• **STATED PROBLEM**
Report how many lines below contain the word "документации". Give only the number.

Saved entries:
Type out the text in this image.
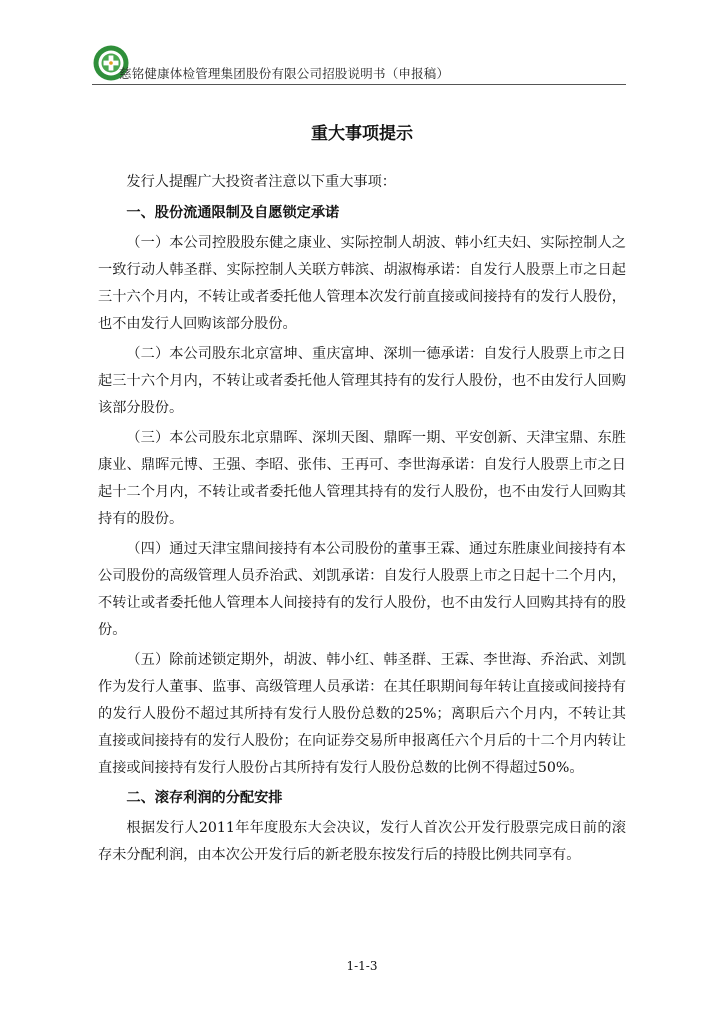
慈铭健康体检管理集团股份有限公司招股说明书（申报稿）
重大事项提示

发行人提醒广大投资者注意以下重大事项：

一、股份流通限制及自愿锁定承诺

（一）本公司控股股东健之康业、实际控制人胡波、韩小红夫妇、实际控制人之一致行动人韩圣群、实际控制人关联方韩滨、胡淑梅承诺：自发行人股票上市之日起三十六个月内，不转让或者委托他人管理本次发行前直接或间接持有的发行人股份，也不由发行人回购该部分股份。

（二）本公司股东北京富坤、重庆富坤、深圳一德承诺：自发行人股票上市之日起三十六个月内，不转让或者委托他人管理其持有的发行人股份，也不由发行人回购该部分股份。

（三）本公司股东北京鼎晖、深圳天图、鼎晖一期、平安创新、天津宝鼎、东胜康业、鼎晖元博、王强、李昭、张伟、王再可、李世海承诺：自发行人股票上市之日起十二个月内，不转让或者委托他人管理其持有的发行人股份，也不由发行人回购其持有的股份。

（四）通过天津宝鼎间接持有本公司股份的董事王霖、通过东胜康业间接持有本公司股份的高级管理人员乔治武、刘凯承诺：自发行人股票上市之日起十二个月内，不转让或者委托他人管理本人间接持有的发行人股份，也不由发行人回购其持有的股份。

（五）除前述锁定期外，胡波、韩小红、韩圣群、王霖、李世海、乔治武、刘凯作为发行人董事、监事、高级管理人员承诺：在其任职期间每年转让直接或间接持有的发行人股份不超过其所持有发行人股份总数的25%；离职后六个月内，不转让其直接或间接持有的发行人股份；在向证券交易所申报离任六个月后的十二个月内转让直接或间接持有发行人股份占其所持有发行人股份总数的比例不得超过50%。

二、滚存利润的分配安排

根据发行人2011年年度股东大会决议，发行人首次公开发行股票完成日前的滚存未分配利润，由本次公开发行后的新老股东按发行后的持股比例共同享有。

1-1-3
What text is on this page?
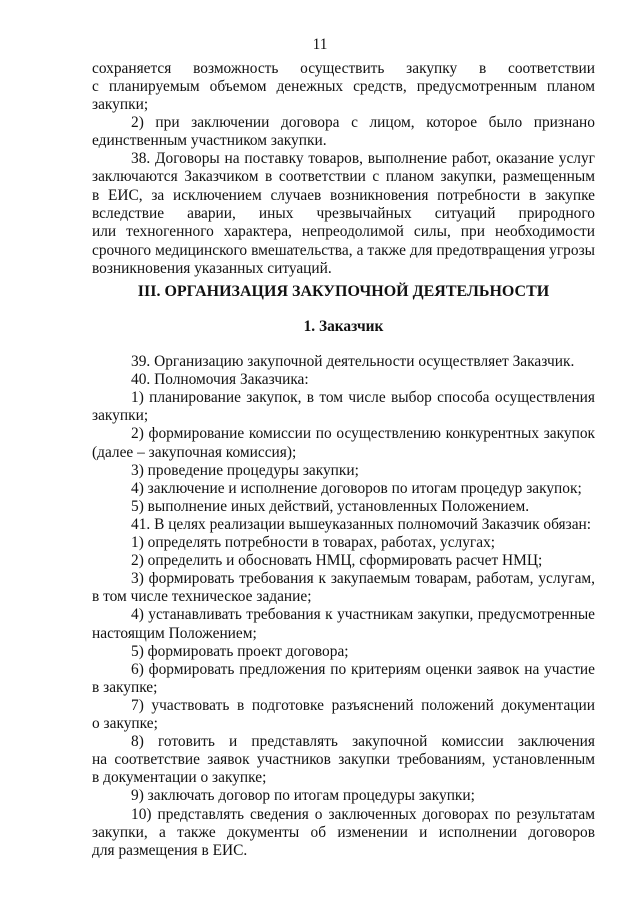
11
сохраняется возможность осуществить закупку в соответствии
с планируемым объемом денежных средств, предусмотренным планом
закупки;
2) при заключении договора с лицом, которое было признано
единственным участником закупки.
38. Договоры на поставку товаров, выполнение работ, оказание услуг
заключаются Заказчиком в соответствии с планом закупки, размещенным
в ЕИС, за исключением случаев возникновения потребности в закупке
вследствие аварии, иных чрезвычайных ситуаций природного
или техногенного характера, непреодолимой силы, при необходимости
срочного медицинского вмешательства, а также для предотвращения угрозы
возникновения указанных ситуаций.
III. ОРГАНИЗАЦИЯ ЗАКУПОЧНОЙ ДЕЯТЕЛЬНОСТИ
1. Заказчик
39. Организацию закупочной деятельности осуществляет Заказчик.
40. Полномочия Заказчика:
1) планирование закупок, в том числе выбор способа осуществления
закупки;
2) формирование комиссии по осуществлению конкурентных закупок
(далее – закупочная комиссия);
3) проведение процедуры закупки;
4) заключение и исполнение договоров по итогам процедур закупок;
5) выполнение иных действий, установленных Положением.
41. В целях реализации вышеуказанных полномочий Заказчик обязан:
1) определять потребности в товарах, работах, услугах;
2) определить и обосновать НМЦ, сформировать расчет НМЦ;
3) формировать требования к закупаемым товарам, работам, услугам,
в том числе техническое задание;
4) устанавливать требования к участникам закупки, предусмотренные
настоящим Положением;
5) формировать проект договора;
6) формировать предложения по критериям оценки заявок на участие
в закупке;
7) участвовать в подготовке разъяснений положений документации
о закупке;
8) готовить и представлять закупочной комиссии заключения
на соответствие заявок участников закупки требованиям, установленным
в документации о закупке;
9) заключать договор по итогам процедуры закупки;
10) представлять сведения о заключенных договорах по результатам
закупки, а также документы об изменении и исполнении договоров
для размещения в ЕИС.
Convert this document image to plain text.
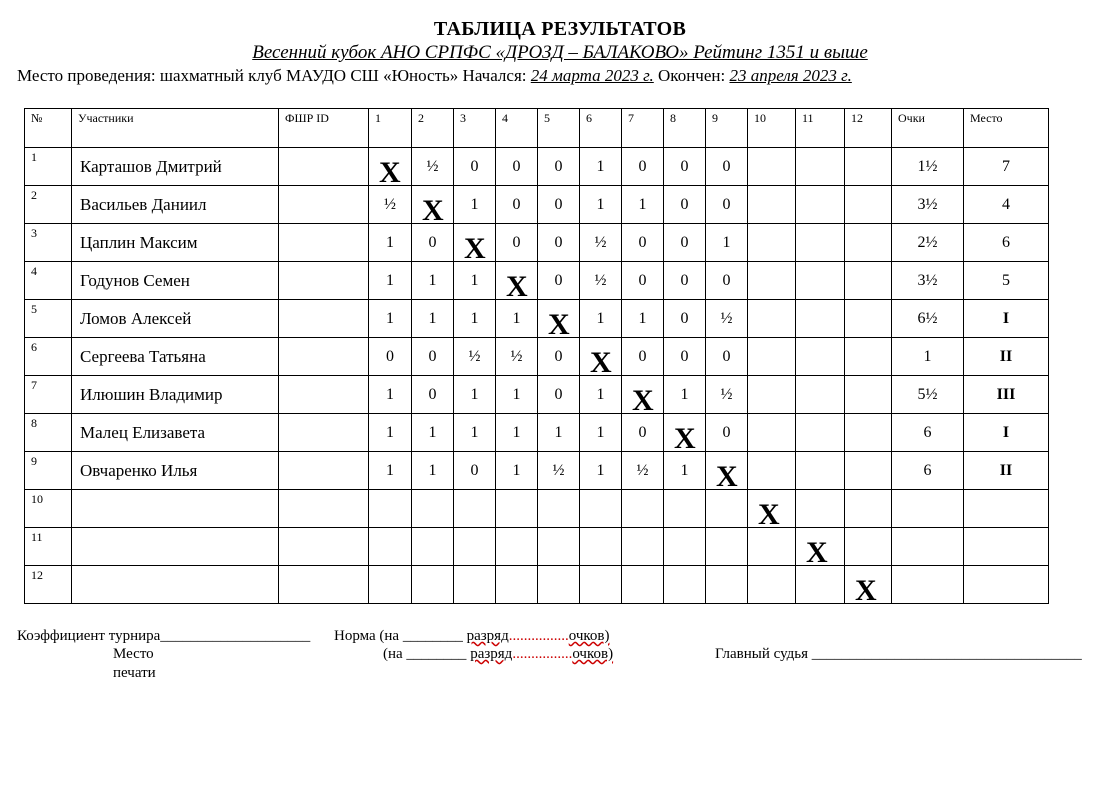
ТАБЛИЦА РЕЗУЛЬТАТОВ
Весенний кубок АНО СРПФС «ДРОЗД – БАЛАКОВО» Рейтинг 1351 и выше
Место проведения: шахматный клуб МАУДО СШ «Юность» Начался: 24 марта 2023 г. Окончен: 23 апреля 2023 г.
№	Участники	ФШР ID	1	2	3	4	5	6	7	8	9	10	11	12	Очки	Место
1	Карташов Дмитрий		X	½	0	0	0	1	0	0	0				1½	7
2	Васильев Даниил		½	X	1	0	0	1	1	0	0				3½	4
3	Цаплин Максим		1	0	X	0	0	½	0	0	1				2½	6
4	Годунов Семен		1	1	1	X	0	½	0	0	0				3½	5
5	Ломов Алексей		1	1	1	1	X	1	1	0	½				6½	I
6	Сергеева Татьяна		0	0	½	½	0	X	0	0	0				1	II
7	Илюшин Владимир		1	0	1	1	0	1	X	1	½				5½	III
8	Малец Елизавета		1	1	1	1	1	1	0	X	0				6	I
9	Овчаренко Илья		1	1	0	1	½	1	½	1	X				6	II
10												X				

11													X			

12														X		

Коэффициент турнира____________________ Норма (на ________ разряд................очков)
Место
печати
(на ________ разряд................очков)	Главный судья ____________________________________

• **SOLUTION TO THE EXERCISE**
2